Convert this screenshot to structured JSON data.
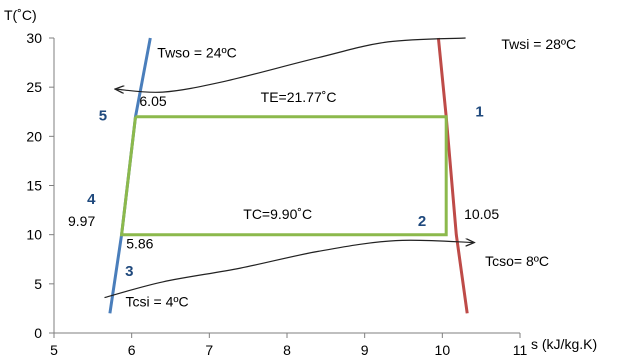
{
  "chart_data": {
    "type": "line",
    "title": "",
    "xlabel": "s (kJ/kg.K)",
    "ylabel": "T(˚C)",
    "xlim": [
      5,
      11
    ],
    "ylim": [
      0,
      30
    ],
    "x_ticks": [
      5,
      6,
      7,
      8,
      9,
      10,
      11
    ],
    "y_ticks": [
      0,
      5,
      10,
      15,
      20,
      25,
      30
    ],
    "grid": false,
    "legend": "none",
    "colors": {
      "left_curve": "#4a7ebb",
      "right_curve": "#be4b48",
      "cycle": "#8cb94c",
      "flow": "#222222",
      "point_number": "#1f497d",
      "axis": "#7f7f7f"
    },
    "series": [
      {
        "key": "left_curve",
        "points": [
          [
            5.72,
            2
          ],
          [
            5.87,
            10
          ],
          [
            6.05,
            22
          ],
          [
            6.24,
            30
          ]
        ]
      },
      {
        "key": "right_curve",
        "points": [
          [
            9.95,
            30
          ],
          [
            10.05,
            22
          ],
          [
            10.18,
            10
          ],
          [
            10.32,
            2
          ]
        ]
      },
      {
        "key": "cycle",
        "points": [
          [
            6.05,
            22
          ],
          [
            10.05,
            22
          ],
          [
            10.05,
            10
          ],
          [
            5.87,
            10
          ],
          [
            6.05,
            22
          ]
        ]
      },
      {
        "key": "warm_flow",
        "points": [
          [
            10.3,
            30
          ],
          [
            9.3,
            29.6
          ],
          [
            8.4,
            28
          ],
          [
            7.2,
            25.6
          ],
          [
            6.4,
            24.5
          ],
          [
            5.8,
            24.8
          ]
        ],
        "arrow": "end"
      },
      {
        "key": "cold_flow",
        "points": [
          [
            5.65,
            3.6
          ],
          [
            6.4,
            5.2
          ],
          [
            7.4,
            6.6
          ],
          [
            8.4,
            8.3
          ],
          [
            9.4,
            9.4
          ],
          [
            10.4,
            9.2
          ]
        ],
        "arrow": "end"
      }
    ],
    "annotations": [
      {
        "key": "twso",
        "text": "Twso = 24ºC",
        "x": 6.33,
        "y": 28,
        "anchor": "start",
        "color": "#000000"
      },
      {
        "key": "twsi",
        "text": "Twsi = 28ºC",
        "x": 10.76,
        "y": 28.9,
        "anchor": "start",
        "color": "#000000"
      },
      {
        "key": "te",
        "text": "TE=21.77˚C",
        "x": 8.15,
        "y": 23.5,
        "anchor": "middle",
        "color": "#000000"
      },
      {
        "key": "tc",
        "text": "TC=9.90˚C",
        "x": 7.88,
        "y": 11.6,
        "anchor": "middle",
        "color": "#000000"
      },
      {
        "key": "tcso",
        "text": "Tcso= 8ºC",
        "x": 10.55,
        "y": 6.8,
        "anchor": "start",
        "color": "#000000"
      },
      {
        "key": "tcsi",
        "text": "Tcsi = 4ºC",
        "x": 5.92,
        "y": 2.7,
        "anchor": "start",
        "color": "#000000"
      },
      {
        "key": "s_6_05",
        "text": "6.05",
        "x": 6.1,
        "y": 23.1,
        "anchor": "start",
        "color": "#000000"
      },
      {
        "key": "s_9_97",
        "text": "9.97",
        "x": 5.18,
        "y": 10.9,
        "anchor": "start",
        "color": "#000000"
      },
      {
        "key": "s_5_86",
        "text": "5.86",
        "x": 5.93,
        "y": 8.6,
        "anchor": "start",
        "color": "#000000"
      },
      {
        "key": "s_10_05",
        "text": "10.05",
        "x": 10.28,
        "y": 11.6,
        "anchor": "start",
        "color": "#000000"
      },
      {
        "key": "pt_1",
        "text": "1",
        "x": 10.48,
        "y": 22,
        "anchor": "middle",
        "color": "#1f497d"
      },
      {
        "key": "pt_2",
        "text": "2",
        "x": 9.74,
        "y": 10.9,
        "anchor": "middle",
        "color": "#1f497d"
      },
      {
        "key": "pt_3",
        "text": "3",
        "x": 5.97,
        "y": 5.8,
        "anchor": "middle",
        "color": "#1f497d"
      },
      {
        "key": "pt_4",
        "text": "4",
        "x": 5.48,
        "y": 13.1,
        "anchor": "middle",
        "color": "#1f497d"
      },
      {
        "key": "pt_5",
        "text": "5",
        "x": 5.63,
        "y": 21.6,
        "anchor": "middle",
        "color": "#1f497d"
      }
    ]
  }
}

INSTRUCTIONS FOR THE TASK →
Write out each line again precisely as it appears, skipping every picture.

EXERCISE SOLUTION →
Convert this screenshot to structured JSON data.
{
  "chart_data": {
    "type": "line",
    "title": "",
    "xlabel": "s (kJ/kg.K)",
    "ylabel": "T(˚C)",
    "xlim": [
      5,
      11
    ],
    "ylim": [
      0,
      30
    ],
    "x_ticks": [
      5,
      6,
      7,
      8,
      9,
      10,
      11
    ],
    "y_ticks": [
      0,
      5,
      10,
      15,
      20,
      25,
      30
    ],
    "grid": false,
    "legend": "none",
    "colors": {
      "left_curve": "#4a7ebb",
      "right_curve": "#be4b48",
      "cycle": "#8cb94c",
      "flow": "#222222",
      "point_number": "#1f497d",
      "axis": "#7f7f7f"
    },
    "series": [
      {
        "key": "left_curve",
        "points": [
          [
            5.72,
            2
          ],
          [
            5.87,
            10
          ],
          [
            6.05,
            22
          ],
          [
            6.24,
            30
          ]
        ]
      },
      {
        "key": "right_curve",
        "points": [
          [
            9.95,
            30
          ],
          [
            10.05,
            22
          ],
          [
            10.18,
            10
          ],
          [
            10.32,
            2
          ]
        ]
      },
      {
        "key": "cycle",
        "points": [
          [
            6.05,
            22
          ],
          [
            10.05,
            22
          ],
          [
            10.05,
            10
          ],
          [
            5.87,
            10
          ],
          [
            6.05,
            22
          ]
        ]
      },
      {
        "key": "warm_flow",
        "points": [
          [
            10.3,
            30
          ],
          [
            9.3,
            29.6
          ],
          [
            8.4,
            28
          ],
          [
            7.2,
            25.6
          ],
          [
            6.4,
            24.5
          ],
          [
            5.8,
            24.8
          ]
        ],
        "arrow": "end"
      },
      {
        "key": "cold_flow",
        "points": [
          [
            5.65,
            3.6
          ],
          [
            6.4,
            5.2
          ],
          [
            7.4,
            6.6
          ],
          [
            8.4,
            8.3
          ],
          [
            9.4,
            9.4
          ],
          [
            10.4,
            9.2
          ]
        ],
        "arrow": "end"
      }
    ],
    "annotations": [
      {
        "key": "twso",
        "text": "Twso = 24ºC",
        "x": 6.33,
        "y": 28,
        "anchor": "start",
        "color": "#000000"
      },
      {
        "key": "twsi",
        "text": "Twsi = 28ºC",
        "x": 10.76,
        "y": 28.9,
        "anchor": "start",
        "color": "#000000"
      },
      {
        "key": "te",
        "text": "TE=21.77˚C",
        "x": 8.15,
        "y": 23.5,
        "anchor": "middle",
        "color": "#000000"
      },
      {
        "key": "tc",
        "text": "TC=9.90˚C",
        "x": 7.88,
        "y": 11.6,
        "anchor": "middle",
        "color": "#000000"
      },
      {
        "key": "tcso",
        "text": "Tcso= 8ºC",
        "x": 10.55,
        "y": 6.8,
        "anchor": "start",
        "color": "#000000"
      },
      {
        "key": "tcsi",
        "text": "Tcsi = 4ºC",
        "x": 5.92,
        "y": 2.7,
        "anchor": "start",
        "color": "#000000"
      },
      {
        "key": "s_6_05",
        "text": "6.05",
        "x": 6.1,
        "y": 23.1,
        "anchor": "start",
        "color": "#000000"
      },
      {
        "key": "s_9_97",
        "text": "9.97",
        "x": 5.18,
        "y": 10.9,
        "anchor": "start",
        "color": "#000000"
      },
      {
        "key": "s_5_86",
        "text": "5.86",
        "x": 5.93,
        "y": 8.6,
        "anchor": "start",
        "color": "#000000"
      },
      {
        "key": "s_10_05",
        "text": "10.05",
        "x": 10.28,
        "y": 11.6,
        "anchor": "start",
        "color": "#000000"
      },
      {
        "key": "pt_1",
        "text": "1",
        "x": 10.48,
        "y": 22,
        "anchor": "middle",
        "color": "#1f497d"
      },
      {
        "key": "pt_2",
        "text": "2",
        "x": 9.74,
        "y": 10.9,
        "anchor": "middle",
        "color": "#1f497d"
      },
      {
        "key": "pt_3",
        "text": "3",
        "x": 5.97,
        "y": 5.8,
        "anchor": "middle",
        "color": "#1f497d"
      },
      {
        "key": "pt_4",
        "text": "4",
        "x": 5.48,
        "y": 13.1,
        "anchor": "middle",
        "color": "#1f497d"
      },
      {
        "key": "pt_5",
        "text": "5",
        "x": 5.63,
        "y": 21.6,
        "anchor": "middle",
        "color": "#1f497d"
      }
    ]
  }
}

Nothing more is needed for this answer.